§ Directions
Present every line in which the string "colloidal" appears.

Excerpt from a dataset:
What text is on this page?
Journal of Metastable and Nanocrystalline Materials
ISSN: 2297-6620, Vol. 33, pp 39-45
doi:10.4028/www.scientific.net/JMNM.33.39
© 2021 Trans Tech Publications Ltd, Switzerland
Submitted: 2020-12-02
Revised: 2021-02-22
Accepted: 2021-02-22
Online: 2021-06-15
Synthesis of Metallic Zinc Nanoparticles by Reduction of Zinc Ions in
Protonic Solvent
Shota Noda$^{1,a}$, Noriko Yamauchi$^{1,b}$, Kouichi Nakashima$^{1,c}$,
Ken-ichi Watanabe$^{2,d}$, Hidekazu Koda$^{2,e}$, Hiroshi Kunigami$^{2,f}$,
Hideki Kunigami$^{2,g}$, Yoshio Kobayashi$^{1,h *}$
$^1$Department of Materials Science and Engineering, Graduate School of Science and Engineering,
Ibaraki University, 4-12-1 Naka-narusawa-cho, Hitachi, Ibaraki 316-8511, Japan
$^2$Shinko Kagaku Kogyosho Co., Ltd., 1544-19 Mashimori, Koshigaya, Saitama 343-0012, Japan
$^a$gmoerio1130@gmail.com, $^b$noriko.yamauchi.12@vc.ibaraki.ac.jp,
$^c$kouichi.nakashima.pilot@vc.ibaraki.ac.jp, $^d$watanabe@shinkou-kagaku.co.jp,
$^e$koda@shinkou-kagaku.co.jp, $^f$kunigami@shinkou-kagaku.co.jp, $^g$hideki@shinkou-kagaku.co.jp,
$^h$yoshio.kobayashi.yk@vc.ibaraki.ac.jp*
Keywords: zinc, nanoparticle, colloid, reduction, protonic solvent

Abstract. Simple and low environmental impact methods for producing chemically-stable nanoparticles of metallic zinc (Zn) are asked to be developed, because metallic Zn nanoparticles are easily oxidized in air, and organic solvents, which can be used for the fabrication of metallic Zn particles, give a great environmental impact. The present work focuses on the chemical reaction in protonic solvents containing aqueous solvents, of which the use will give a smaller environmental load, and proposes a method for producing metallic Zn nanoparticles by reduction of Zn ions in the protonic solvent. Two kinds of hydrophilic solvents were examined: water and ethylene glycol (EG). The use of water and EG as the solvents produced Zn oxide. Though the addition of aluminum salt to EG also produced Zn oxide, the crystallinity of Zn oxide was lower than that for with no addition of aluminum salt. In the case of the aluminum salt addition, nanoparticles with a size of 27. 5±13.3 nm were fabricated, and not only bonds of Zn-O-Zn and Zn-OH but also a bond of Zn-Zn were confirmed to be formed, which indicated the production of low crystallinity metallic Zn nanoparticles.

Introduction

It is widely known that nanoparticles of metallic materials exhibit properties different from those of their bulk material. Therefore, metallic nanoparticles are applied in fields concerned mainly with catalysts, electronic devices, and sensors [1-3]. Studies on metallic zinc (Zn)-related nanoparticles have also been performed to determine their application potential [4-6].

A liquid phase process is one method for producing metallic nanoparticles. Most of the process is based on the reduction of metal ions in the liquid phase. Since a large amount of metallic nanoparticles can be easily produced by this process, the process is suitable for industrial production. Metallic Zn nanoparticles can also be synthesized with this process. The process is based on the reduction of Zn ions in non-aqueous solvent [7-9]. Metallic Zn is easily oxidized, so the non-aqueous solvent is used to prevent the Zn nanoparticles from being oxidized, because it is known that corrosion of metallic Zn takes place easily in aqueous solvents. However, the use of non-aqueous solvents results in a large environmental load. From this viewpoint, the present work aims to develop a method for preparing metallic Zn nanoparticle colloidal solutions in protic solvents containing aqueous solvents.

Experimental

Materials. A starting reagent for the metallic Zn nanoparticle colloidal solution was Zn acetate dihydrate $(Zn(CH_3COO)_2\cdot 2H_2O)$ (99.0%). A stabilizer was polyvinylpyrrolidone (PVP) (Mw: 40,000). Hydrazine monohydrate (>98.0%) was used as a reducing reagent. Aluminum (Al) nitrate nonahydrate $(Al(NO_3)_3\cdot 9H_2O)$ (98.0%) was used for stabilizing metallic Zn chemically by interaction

§ Answer to the task
A liquid phase process is one method for producing metallic nanoparticles. Most of the process is based on the reduction of metal ions in the liquid phase. Since a large amount of metallic nanoparticles can be easily produced by this process, the process is suitable for industrial production. Metallic Zn nanoparticles can also be synthesized with this process. The process is based on the reduction of Zn ions in non-aqueous solvent [7-9]. Metallic Zn is easily oxidized, so the non-aqueous solvent is used to prevent the Zn nanoparticles from being oxidized, because it is known that corrosion of metallic Zn takes place easily in aqueous solvents. However, the use of non-aqueous solvents results in a large environmental load. From this viewpoint, the present work aims to develop a method for preparing metallic Zn nanoparticle colloidal solutions in protic solvents containing aqueous solvents.
Materials. A starting reagent for the metallic Zn nanoparticle colloidal solution was Zn acetate dihydrate $(Zn(CH_3COO)_2\cdot 2H_2O)$ (99.0%). A stabilizer was polyvinylpyrrolidone (PVP) (Mw: 40,000). Hydrazine monohydrate (>98.0%) was used as a reducing reagent. Aluminum (Al) nitrate nonahydrate $(Al(NO_3)_3\cdot 9H_2O)$ (98.0%) was used for stabilizing metallic Zn chemically by interaction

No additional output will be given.